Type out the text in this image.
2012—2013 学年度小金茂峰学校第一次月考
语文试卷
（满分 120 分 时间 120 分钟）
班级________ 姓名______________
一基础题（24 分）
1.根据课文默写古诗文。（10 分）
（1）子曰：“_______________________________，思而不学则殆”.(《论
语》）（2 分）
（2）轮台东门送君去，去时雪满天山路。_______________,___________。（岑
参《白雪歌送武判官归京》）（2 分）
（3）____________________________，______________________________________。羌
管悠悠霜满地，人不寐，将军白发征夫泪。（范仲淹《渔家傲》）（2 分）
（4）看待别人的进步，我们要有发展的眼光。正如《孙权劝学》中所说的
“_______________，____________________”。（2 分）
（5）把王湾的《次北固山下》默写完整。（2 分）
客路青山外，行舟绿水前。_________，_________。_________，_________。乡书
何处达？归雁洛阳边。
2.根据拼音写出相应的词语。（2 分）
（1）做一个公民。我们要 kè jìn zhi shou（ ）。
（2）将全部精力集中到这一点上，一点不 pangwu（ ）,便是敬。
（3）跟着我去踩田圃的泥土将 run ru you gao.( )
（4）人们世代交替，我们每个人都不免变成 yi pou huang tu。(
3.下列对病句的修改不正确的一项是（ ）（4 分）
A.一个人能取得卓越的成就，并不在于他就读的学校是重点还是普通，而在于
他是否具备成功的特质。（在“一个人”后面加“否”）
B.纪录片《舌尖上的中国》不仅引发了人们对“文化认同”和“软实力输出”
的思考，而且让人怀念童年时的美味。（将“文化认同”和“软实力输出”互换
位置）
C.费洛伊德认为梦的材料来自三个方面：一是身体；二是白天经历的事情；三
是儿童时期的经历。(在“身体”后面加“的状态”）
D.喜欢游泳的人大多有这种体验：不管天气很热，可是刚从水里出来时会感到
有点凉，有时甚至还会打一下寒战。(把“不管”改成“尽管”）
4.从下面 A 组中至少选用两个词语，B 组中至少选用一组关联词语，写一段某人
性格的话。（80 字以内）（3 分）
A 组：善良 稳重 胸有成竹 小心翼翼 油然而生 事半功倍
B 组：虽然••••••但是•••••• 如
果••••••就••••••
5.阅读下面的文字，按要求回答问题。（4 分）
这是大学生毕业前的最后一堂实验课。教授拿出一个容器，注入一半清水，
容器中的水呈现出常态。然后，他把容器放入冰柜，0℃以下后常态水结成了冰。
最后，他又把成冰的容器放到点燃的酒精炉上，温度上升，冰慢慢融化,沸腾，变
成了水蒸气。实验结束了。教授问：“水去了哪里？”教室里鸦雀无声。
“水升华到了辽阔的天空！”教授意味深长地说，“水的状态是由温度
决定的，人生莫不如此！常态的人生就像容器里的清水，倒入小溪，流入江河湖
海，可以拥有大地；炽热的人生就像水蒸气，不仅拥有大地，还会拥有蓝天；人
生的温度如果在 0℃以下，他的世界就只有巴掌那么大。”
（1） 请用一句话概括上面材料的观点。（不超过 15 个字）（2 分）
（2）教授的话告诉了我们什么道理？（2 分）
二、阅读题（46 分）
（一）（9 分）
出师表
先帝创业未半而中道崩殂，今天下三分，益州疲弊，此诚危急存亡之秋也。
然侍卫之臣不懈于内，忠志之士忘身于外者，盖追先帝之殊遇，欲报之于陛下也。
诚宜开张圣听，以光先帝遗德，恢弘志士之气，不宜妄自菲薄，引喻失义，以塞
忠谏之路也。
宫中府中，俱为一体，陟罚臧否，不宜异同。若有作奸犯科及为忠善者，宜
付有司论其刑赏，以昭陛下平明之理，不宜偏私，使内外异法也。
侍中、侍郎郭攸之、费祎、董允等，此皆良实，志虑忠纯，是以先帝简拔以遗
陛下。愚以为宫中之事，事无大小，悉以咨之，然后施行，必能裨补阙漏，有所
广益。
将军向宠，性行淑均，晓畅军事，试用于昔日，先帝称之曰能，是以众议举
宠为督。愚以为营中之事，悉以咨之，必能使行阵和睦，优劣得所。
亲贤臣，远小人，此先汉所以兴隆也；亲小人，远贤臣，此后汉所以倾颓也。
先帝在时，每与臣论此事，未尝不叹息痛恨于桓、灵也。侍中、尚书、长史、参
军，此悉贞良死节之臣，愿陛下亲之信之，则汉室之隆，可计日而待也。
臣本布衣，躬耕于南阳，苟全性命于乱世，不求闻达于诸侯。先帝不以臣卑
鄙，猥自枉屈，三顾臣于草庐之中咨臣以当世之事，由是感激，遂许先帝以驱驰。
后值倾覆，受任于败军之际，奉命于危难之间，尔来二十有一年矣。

==

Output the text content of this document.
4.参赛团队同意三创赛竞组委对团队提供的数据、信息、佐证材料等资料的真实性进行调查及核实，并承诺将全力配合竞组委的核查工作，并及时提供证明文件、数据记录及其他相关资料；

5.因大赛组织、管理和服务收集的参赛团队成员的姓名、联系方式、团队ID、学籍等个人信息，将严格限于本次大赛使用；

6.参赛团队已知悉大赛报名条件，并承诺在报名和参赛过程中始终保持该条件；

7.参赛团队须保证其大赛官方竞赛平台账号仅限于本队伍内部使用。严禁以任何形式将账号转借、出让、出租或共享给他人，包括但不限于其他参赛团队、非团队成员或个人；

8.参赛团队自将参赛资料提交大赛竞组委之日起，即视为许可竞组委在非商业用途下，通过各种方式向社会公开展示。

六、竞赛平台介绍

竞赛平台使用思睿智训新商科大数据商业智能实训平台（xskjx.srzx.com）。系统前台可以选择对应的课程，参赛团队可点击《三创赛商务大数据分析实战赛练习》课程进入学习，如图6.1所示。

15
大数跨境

---

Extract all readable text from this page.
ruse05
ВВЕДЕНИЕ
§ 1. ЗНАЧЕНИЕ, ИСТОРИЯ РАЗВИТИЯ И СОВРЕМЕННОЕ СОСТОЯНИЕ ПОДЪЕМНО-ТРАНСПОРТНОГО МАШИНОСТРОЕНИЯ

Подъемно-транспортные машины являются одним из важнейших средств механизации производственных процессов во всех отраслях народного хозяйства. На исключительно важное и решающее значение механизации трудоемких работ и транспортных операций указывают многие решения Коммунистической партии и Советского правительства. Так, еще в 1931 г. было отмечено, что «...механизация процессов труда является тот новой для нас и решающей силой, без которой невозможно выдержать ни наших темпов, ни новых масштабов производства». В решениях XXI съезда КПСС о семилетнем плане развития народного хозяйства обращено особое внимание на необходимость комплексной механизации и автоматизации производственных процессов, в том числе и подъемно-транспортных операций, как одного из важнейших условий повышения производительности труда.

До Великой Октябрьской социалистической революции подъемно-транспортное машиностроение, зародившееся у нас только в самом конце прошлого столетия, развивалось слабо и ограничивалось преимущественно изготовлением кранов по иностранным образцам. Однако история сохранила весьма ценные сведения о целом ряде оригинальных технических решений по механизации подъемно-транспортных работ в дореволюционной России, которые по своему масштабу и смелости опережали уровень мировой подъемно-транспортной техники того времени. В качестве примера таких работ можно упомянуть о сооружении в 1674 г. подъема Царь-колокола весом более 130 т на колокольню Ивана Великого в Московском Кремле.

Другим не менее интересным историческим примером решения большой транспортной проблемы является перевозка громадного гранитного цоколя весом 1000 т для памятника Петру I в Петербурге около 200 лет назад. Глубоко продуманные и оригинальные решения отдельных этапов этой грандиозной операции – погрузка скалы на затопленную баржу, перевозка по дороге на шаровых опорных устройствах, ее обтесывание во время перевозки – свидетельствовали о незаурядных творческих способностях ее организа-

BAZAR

§ **Short problem**:
Work out how many lines of the listing above include the word "транспортных". Report only the number.

§ **Full response**:
2